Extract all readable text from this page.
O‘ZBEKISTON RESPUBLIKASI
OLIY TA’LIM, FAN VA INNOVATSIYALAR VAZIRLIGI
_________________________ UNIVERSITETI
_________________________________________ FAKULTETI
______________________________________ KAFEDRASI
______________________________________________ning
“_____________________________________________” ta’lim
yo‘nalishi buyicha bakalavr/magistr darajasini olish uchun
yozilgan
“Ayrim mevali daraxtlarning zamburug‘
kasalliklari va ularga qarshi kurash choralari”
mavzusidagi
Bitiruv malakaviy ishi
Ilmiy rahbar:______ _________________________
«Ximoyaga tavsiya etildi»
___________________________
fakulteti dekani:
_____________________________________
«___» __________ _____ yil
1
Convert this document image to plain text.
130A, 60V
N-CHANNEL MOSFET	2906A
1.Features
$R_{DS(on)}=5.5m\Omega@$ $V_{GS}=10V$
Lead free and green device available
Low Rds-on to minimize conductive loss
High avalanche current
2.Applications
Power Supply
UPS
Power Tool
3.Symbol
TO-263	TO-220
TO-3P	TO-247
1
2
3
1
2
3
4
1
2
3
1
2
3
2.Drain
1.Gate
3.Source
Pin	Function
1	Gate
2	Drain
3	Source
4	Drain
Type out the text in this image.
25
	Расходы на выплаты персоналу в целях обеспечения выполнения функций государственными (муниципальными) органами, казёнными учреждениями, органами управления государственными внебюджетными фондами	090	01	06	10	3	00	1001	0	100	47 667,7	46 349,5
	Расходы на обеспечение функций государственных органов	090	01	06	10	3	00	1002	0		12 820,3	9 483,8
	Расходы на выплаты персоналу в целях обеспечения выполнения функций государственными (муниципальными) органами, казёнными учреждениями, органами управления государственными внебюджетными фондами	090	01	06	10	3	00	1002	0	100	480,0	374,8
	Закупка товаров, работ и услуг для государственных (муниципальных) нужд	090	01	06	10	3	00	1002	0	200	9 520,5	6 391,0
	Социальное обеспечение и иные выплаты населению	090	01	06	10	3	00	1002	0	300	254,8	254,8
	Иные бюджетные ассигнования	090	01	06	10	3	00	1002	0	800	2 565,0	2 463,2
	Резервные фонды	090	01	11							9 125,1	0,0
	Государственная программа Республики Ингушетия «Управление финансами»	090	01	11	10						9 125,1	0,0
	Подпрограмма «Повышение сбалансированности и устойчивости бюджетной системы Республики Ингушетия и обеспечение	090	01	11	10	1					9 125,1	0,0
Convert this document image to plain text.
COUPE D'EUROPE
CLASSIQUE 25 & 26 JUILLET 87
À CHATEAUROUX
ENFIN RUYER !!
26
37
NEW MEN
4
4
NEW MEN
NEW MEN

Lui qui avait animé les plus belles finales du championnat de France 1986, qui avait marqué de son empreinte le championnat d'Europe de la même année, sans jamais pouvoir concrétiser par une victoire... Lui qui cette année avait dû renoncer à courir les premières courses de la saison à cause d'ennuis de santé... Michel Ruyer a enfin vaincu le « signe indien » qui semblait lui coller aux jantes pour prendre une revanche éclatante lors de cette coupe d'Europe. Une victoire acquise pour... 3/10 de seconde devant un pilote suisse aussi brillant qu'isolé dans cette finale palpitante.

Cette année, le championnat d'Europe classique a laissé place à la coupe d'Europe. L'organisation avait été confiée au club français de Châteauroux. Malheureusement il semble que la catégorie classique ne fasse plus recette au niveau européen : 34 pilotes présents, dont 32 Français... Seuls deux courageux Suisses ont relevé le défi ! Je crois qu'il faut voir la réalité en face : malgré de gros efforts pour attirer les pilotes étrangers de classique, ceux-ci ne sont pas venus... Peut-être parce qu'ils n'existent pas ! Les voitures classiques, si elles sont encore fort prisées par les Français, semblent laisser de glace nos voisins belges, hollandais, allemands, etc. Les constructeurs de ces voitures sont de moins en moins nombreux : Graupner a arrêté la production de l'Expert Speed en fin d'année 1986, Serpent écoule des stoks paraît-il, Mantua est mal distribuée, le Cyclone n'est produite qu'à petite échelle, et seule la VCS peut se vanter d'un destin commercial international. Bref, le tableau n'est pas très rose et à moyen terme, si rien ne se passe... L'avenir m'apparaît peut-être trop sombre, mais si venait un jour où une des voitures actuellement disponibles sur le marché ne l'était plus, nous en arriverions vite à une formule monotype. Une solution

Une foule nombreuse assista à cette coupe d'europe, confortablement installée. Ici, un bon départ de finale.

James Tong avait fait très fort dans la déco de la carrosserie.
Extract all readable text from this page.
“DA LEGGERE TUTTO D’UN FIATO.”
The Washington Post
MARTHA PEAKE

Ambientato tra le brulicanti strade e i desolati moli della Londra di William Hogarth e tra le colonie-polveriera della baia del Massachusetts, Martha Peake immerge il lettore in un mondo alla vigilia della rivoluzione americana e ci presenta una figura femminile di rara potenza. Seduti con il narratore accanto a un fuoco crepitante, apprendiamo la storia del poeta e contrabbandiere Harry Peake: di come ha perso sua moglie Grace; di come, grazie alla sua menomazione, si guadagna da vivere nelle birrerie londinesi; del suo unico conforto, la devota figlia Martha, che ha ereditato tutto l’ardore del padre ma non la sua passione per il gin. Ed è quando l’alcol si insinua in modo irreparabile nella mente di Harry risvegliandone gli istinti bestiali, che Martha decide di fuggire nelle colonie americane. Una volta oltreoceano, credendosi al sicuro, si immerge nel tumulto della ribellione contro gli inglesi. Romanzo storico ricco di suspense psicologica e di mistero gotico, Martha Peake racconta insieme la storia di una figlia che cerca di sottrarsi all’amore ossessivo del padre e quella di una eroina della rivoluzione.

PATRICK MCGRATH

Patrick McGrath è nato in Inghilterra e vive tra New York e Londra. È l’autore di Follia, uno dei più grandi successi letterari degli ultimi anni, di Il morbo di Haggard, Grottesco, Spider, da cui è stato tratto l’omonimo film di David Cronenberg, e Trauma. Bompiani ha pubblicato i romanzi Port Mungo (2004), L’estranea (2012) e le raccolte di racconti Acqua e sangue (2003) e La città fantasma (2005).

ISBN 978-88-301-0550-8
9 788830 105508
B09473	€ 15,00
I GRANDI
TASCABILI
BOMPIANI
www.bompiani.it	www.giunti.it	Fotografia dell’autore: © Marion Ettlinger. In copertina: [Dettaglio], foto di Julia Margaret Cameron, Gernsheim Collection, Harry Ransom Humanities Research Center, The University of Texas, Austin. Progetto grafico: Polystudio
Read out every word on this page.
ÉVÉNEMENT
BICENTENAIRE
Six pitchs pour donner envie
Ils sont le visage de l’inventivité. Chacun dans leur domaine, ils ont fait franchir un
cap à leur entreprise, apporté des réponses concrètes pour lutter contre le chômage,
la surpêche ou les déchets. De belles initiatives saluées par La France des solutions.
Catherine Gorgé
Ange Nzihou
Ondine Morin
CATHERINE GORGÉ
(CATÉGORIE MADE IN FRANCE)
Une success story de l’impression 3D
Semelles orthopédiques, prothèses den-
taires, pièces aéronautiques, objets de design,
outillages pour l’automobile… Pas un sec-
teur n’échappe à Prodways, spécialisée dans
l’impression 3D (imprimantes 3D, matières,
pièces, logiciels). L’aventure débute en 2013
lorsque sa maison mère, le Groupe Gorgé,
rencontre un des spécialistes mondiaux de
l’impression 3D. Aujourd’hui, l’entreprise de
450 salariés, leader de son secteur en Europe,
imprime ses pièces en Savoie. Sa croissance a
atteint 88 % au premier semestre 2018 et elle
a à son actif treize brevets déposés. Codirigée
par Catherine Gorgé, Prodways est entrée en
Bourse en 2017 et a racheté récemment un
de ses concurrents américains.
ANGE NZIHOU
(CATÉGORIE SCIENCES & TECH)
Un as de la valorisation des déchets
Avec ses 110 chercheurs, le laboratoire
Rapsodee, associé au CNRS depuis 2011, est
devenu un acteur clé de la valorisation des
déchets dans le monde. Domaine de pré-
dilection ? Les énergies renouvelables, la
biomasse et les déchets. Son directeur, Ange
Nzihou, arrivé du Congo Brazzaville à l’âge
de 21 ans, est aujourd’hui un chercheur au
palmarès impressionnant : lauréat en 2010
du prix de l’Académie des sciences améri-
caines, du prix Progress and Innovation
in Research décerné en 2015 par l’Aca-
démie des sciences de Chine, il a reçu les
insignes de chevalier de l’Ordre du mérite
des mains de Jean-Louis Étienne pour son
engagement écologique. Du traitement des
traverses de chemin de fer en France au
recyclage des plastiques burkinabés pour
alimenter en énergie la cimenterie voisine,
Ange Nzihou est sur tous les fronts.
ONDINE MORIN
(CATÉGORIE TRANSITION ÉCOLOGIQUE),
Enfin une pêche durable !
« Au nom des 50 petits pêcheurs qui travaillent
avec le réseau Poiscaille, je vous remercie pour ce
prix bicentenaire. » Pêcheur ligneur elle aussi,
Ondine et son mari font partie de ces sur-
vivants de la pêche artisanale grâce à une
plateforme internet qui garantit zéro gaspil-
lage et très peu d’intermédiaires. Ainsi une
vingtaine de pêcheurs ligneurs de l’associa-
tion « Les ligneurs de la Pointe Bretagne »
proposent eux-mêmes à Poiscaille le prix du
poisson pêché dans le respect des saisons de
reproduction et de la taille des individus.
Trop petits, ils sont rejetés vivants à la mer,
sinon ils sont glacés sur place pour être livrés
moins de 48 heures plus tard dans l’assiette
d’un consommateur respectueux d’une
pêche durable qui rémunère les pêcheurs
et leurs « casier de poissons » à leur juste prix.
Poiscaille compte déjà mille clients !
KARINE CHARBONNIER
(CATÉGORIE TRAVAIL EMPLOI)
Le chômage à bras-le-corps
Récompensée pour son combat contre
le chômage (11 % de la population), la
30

◇ ◇ ◇

### Requirements
Identify how many lines in the entries above include the string "государственных", then state that number alone.

### Reply
2